● REQUIRED TASK
Reproduce each line that includes the word "lens".

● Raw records

----------

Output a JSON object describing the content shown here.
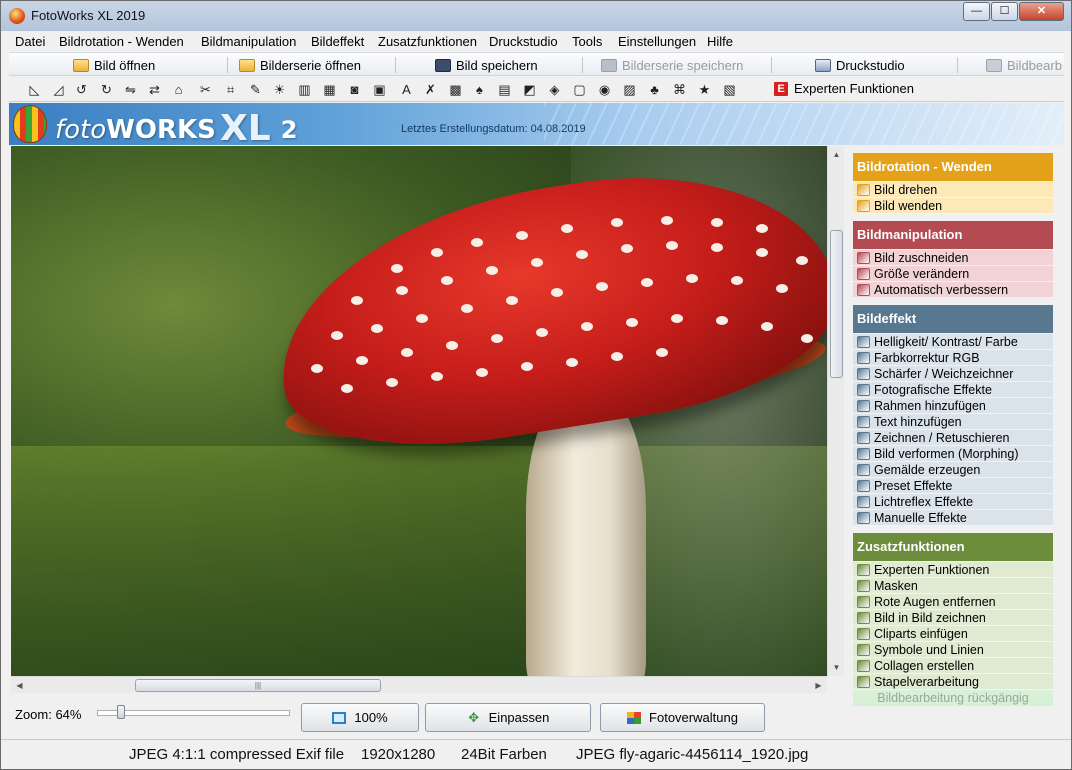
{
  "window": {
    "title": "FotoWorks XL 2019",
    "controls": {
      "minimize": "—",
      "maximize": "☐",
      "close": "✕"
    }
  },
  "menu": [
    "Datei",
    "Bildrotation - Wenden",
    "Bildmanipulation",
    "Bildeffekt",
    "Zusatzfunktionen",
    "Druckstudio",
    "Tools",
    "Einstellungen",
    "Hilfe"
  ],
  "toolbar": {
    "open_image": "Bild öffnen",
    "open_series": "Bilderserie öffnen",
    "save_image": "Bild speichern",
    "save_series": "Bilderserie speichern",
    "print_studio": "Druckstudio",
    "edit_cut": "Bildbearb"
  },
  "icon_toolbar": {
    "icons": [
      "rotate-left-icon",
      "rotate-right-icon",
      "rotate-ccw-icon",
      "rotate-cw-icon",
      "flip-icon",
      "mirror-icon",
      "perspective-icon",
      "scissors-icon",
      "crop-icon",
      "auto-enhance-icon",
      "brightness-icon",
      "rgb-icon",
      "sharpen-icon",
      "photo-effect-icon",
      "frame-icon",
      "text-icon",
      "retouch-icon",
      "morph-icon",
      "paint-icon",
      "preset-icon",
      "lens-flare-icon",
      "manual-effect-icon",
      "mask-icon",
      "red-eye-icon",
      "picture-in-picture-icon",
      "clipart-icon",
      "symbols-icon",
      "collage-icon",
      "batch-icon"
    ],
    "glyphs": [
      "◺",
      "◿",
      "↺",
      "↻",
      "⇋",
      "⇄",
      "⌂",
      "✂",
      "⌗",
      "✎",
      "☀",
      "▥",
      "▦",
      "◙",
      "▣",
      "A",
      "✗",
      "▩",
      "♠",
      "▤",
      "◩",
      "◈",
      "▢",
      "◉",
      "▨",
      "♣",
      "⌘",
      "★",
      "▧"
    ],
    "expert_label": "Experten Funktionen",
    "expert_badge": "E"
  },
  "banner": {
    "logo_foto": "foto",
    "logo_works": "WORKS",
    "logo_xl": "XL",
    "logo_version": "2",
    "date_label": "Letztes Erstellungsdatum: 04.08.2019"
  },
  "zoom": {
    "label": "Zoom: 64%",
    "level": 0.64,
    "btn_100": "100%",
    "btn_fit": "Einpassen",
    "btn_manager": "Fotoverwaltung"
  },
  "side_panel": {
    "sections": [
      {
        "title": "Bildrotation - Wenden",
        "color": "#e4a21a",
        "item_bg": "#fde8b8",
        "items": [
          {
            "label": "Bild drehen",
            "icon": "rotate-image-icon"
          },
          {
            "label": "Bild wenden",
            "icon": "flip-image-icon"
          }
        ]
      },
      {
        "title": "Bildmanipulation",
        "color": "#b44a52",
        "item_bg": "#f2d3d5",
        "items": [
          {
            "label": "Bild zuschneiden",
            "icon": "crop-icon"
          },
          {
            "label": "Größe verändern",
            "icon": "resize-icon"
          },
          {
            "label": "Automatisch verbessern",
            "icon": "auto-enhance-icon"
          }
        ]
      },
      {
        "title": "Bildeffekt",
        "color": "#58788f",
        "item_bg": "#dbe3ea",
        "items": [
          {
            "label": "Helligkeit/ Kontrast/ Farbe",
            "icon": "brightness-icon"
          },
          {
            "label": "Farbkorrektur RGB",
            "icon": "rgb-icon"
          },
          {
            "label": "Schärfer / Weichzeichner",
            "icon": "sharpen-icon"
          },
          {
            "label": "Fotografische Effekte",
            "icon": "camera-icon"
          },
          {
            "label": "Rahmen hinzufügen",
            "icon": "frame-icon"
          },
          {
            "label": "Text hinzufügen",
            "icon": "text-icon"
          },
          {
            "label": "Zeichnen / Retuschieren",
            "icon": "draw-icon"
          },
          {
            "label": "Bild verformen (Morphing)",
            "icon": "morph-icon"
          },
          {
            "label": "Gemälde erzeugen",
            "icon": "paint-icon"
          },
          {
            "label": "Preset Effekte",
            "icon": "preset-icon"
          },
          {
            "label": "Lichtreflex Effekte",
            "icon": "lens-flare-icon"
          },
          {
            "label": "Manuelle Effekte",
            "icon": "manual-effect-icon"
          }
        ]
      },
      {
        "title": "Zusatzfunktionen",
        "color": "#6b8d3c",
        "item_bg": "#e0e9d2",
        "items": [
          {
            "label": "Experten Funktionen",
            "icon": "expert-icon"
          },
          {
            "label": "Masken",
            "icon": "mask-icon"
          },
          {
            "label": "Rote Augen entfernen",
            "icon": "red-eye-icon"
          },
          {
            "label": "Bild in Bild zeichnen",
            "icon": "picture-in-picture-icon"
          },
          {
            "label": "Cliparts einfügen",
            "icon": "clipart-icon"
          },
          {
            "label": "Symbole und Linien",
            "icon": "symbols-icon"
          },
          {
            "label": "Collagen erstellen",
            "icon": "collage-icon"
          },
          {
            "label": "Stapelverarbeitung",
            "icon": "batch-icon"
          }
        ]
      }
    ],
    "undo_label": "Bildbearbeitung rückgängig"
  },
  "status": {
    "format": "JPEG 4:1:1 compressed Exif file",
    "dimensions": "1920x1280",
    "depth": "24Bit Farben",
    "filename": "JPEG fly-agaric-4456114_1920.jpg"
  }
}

----------

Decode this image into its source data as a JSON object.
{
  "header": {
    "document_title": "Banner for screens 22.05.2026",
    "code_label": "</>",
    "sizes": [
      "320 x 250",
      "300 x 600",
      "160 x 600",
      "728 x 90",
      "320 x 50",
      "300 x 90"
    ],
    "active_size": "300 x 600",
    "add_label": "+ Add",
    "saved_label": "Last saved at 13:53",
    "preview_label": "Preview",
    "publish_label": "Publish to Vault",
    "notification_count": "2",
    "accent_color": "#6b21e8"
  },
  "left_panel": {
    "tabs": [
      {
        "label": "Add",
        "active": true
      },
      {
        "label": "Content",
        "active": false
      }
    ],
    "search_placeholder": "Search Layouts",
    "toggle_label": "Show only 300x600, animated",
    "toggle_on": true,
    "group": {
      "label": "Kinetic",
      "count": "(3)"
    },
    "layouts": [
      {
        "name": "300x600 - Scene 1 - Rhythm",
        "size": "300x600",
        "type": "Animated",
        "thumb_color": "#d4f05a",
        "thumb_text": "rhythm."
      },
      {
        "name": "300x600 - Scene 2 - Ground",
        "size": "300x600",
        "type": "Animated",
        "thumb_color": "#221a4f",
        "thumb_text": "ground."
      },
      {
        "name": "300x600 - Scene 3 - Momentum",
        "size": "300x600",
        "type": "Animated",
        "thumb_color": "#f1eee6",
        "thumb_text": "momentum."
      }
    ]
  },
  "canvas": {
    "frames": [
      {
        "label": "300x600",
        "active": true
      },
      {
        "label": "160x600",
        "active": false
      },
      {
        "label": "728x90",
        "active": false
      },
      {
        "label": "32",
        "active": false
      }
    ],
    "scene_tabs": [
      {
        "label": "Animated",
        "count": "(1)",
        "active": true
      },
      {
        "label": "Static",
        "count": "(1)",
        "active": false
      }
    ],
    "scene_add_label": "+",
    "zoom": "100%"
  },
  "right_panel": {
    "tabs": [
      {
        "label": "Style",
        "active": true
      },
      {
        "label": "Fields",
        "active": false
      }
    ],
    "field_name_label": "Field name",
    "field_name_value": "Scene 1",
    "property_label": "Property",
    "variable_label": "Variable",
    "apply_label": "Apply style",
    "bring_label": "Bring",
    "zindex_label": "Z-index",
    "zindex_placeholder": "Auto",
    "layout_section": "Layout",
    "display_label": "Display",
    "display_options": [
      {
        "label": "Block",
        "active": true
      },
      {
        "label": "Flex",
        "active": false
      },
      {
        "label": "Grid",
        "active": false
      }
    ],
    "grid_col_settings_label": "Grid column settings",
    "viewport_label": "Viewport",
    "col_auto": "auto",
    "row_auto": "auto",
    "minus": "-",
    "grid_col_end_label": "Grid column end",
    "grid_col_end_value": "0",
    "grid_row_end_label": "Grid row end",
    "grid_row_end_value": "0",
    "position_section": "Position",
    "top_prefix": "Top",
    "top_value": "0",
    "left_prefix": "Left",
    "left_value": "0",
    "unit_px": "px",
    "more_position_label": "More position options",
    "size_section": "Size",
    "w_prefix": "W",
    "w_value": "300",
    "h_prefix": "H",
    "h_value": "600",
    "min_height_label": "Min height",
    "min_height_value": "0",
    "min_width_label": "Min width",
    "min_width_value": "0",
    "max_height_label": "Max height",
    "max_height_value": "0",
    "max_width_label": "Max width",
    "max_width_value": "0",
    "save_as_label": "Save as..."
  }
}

----------

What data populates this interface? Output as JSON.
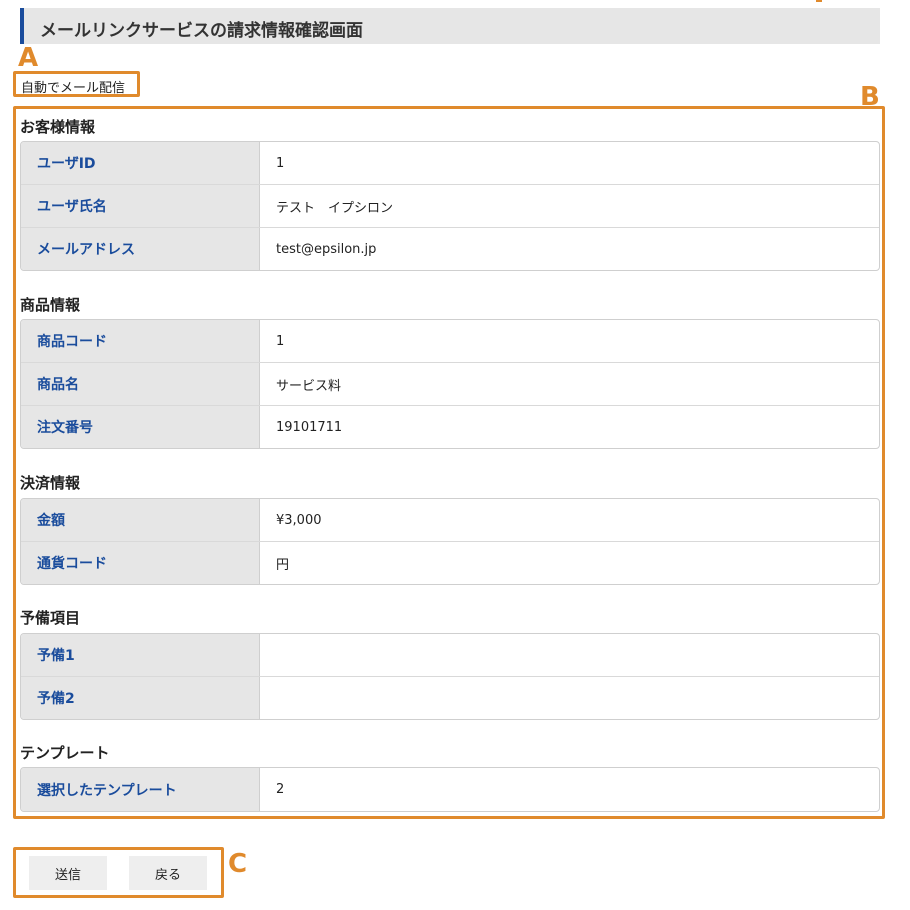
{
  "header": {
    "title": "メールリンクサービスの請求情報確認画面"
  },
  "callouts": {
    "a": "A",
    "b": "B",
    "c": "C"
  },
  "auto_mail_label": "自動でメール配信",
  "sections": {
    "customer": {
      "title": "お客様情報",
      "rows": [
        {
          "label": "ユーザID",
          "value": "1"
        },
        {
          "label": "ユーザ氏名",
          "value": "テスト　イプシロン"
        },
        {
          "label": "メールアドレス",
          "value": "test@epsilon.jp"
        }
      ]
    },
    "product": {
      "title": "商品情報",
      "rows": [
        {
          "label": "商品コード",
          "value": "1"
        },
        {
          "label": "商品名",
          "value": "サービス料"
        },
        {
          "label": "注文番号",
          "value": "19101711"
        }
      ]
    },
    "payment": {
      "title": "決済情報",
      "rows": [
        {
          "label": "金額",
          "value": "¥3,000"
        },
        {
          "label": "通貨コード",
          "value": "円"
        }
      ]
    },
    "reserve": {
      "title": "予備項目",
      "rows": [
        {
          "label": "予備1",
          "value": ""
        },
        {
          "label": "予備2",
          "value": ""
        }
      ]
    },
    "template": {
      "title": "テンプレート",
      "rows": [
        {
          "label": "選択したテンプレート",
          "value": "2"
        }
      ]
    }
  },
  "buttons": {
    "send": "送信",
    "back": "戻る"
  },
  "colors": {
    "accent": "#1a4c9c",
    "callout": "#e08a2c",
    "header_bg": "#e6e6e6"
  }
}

----------

● ANSWER TO THE EXERCISE
      "lens-flare-icon",
            "icon": "lens-flare-icon"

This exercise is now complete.